*THE PROBLEM*:
Copy out each of the following records word for word, leaving out the pictures.

>> start

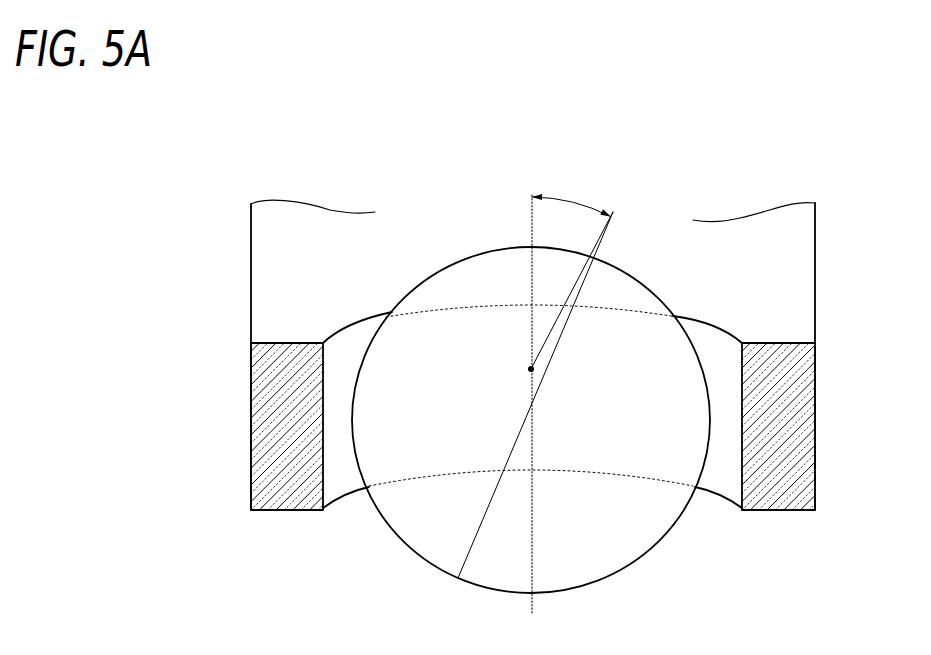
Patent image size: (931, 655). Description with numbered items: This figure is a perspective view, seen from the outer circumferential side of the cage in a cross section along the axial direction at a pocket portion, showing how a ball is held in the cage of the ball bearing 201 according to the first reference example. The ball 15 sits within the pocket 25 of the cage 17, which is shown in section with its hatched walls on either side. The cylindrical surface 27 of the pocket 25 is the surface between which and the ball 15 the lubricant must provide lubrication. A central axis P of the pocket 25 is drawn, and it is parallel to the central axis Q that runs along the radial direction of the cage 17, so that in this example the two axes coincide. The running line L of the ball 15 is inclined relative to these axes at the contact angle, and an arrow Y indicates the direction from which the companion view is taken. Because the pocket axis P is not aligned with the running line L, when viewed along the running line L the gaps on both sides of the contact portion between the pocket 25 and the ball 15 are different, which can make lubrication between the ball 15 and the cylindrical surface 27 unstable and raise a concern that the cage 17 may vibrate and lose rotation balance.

The ball bearing 201 is at (322, 189).
The cage 17 is at (251, 281).
The pocket 25 is at (723, 353).
The cylindrical surface 27 is at (336, 478).
The ball 15 is at (663, 537).
The arrow Y is at (628, 188).
The running line L is at (471, 552).
The central axis of the pocket P is at (532, 572).
The central axis along the radial direction Q is at (533, 548).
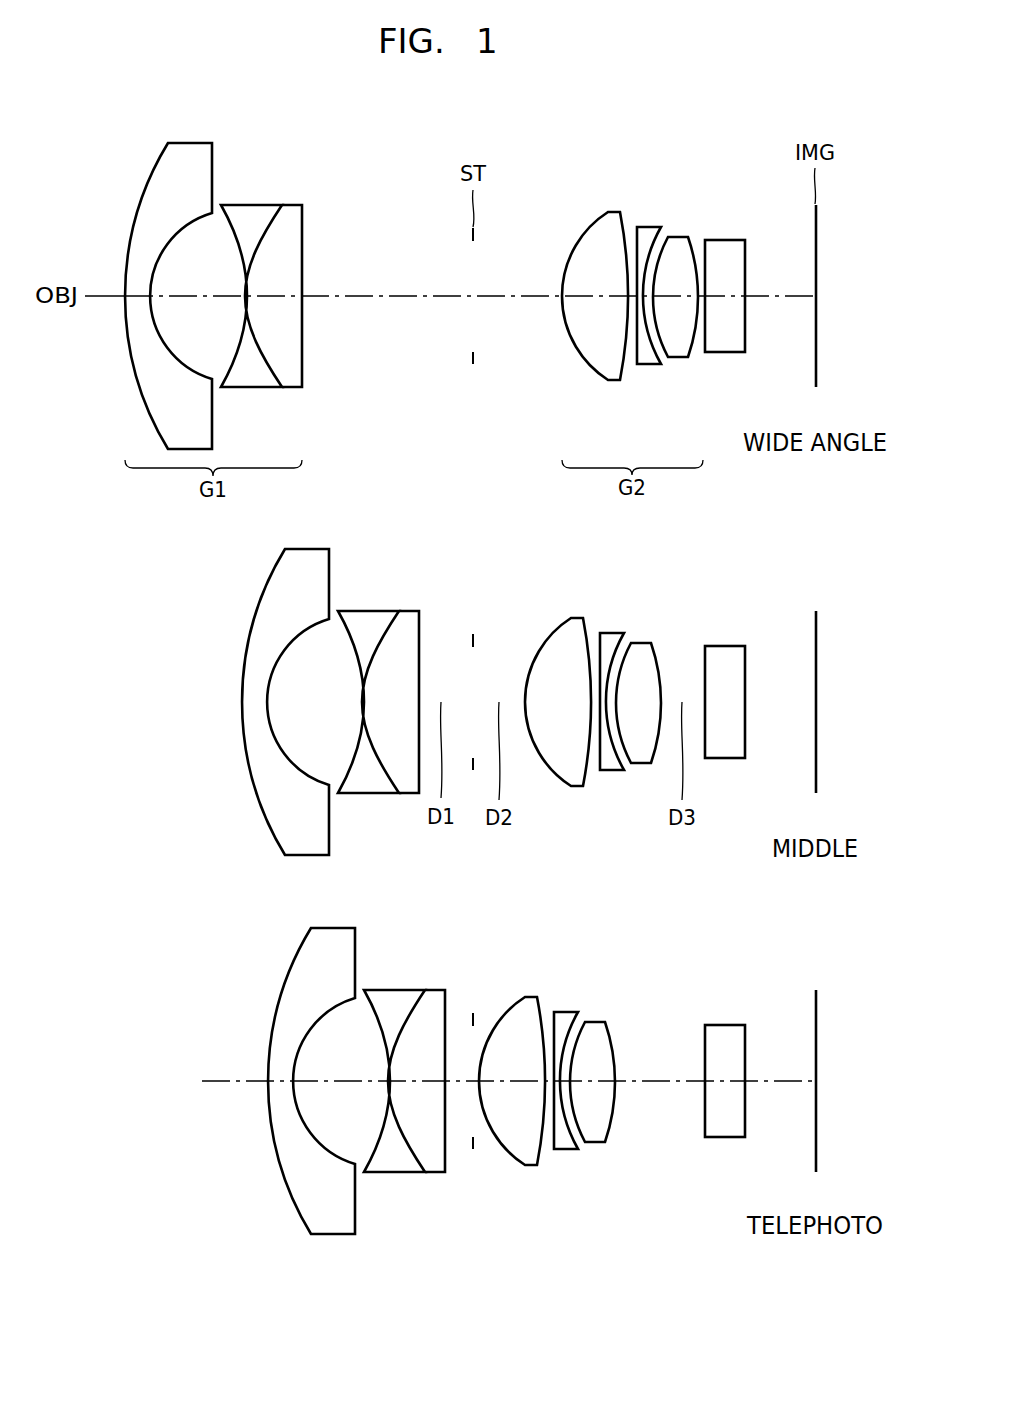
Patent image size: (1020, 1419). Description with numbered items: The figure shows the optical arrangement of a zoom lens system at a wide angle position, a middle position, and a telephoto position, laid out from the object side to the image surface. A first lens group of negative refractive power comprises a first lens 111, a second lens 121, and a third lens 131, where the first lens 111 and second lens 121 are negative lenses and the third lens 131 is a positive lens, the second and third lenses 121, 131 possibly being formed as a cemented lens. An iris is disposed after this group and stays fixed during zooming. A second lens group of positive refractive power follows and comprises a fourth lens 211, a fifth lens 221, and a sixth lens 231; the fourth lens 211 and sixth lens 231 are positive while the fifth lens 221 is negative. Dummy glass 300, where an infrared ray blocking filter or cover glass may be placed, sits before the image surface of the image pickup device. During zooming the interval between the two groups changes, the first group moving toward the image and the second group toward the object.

The first lens 111 is at (192, 142).
The second lens 121 is at (249, 204).
The third lens 131 is at (299, 204).
The fourth lens 211 is at (613, 211).
The fifth lens 221 is at (648, 226).
The sixth lens 231 is at (683, 236).
The dummy glass 300 is at (725, 239).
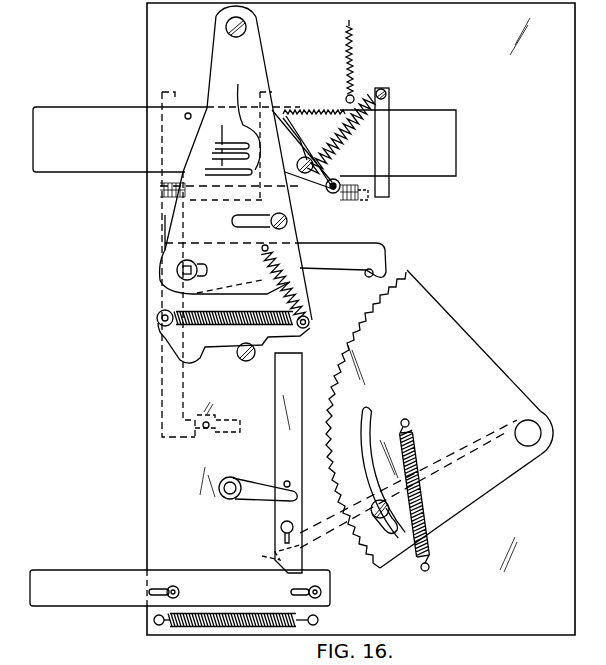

>> end

*RESULT OF THIS TASK*:
Patent image size: (931, 655). Description with numbered items: This figure is a perspective view, seen from the outer circumferential side of the cage in a cross section along the axial direction at a pocket portion, showing how a ball is held in the cage of the ball bearing 201 according to the first reference example. The ball 15 sits within the pocket 25 of the cage 17, which is shown in section with its hatched walls on either side. The cylindrical surface 27 of the pocket 25 is the surface between which and the ball 15 the lubricant must provide lubrication. A central axis P of the pocket 25 is drawn, and it is parallel to the central axis Q that runs along the radial direction of the cage 17, so that in this example the two axes coincide. The running line L of the ball 15 is inclined relative to these axes at the contact angle, and an arrow Y indicates the direction from which the companion view is taken. Because the pocket axis P is not aligned with the running line L, when viewed along the running line L the gaps on both sides of the contact portion between the pocket 25 and the ball 15 are different, which can make lubrication between the ball 15 and the cylindrical surface 27 unstable and raise a concern that the cage 17 may vibrate and lose rotation balance.

The ball bearing 201 is at (322, 189).
The cage 17 is at (251, 281).
The pocket 25 is at (723, 353).
The cylindrical surface 27 is at (336, 478).
The ball 15 is at (663, 537).
The arrow Y is at (628, 188).
The running line L is at (471, 552).
The central axis of the pocket P is at (532, 572).
The central axis along the radial direction Q is at (533, 548).
Patent image size: (1020, 1419). Description with numbered items: The figure shows the optical arrangement of a zoom lens system at a wide angle position, a middle position, and a telephoto position, laid out from the object side to the image surface. A first lens group of negative refractive power comprises a first lens 111, a second lens 121, and a third lens 131, where the first lens 111 and second lens 121 are negative lenses and the third lens 131 is a positive lens, the second and third lenses 121, 131 possibly being formed as a cemented lens. An iris is disposed after this group and stays fixed during zooming. A second lens group of positive refractive power follows and comprises a fourth lens 211, a fifth lens 221, and a sixth lens 231; the fourth lens 211 and sixth lens 231 are positive while the fifth lens 221 is negative. Dummy glass 300, where an infrared ray blocking filter or cover glass may be placed, sits before the image surface of the image pickup device. During zooming the interval between the two groups changes, the first group moving toward the image and the second group toward the object.

The first lens 111 is at (192, 142).
The second lens 121 is at (249, 204).
The third lens 131 is at (299, 204).
The fourth lens 211 is at (613, 211).
The fifth lens 221 is at (648, 226).
The sixth lens 231 is at (683, 236).
The dummy glass 300 is at (725, 239).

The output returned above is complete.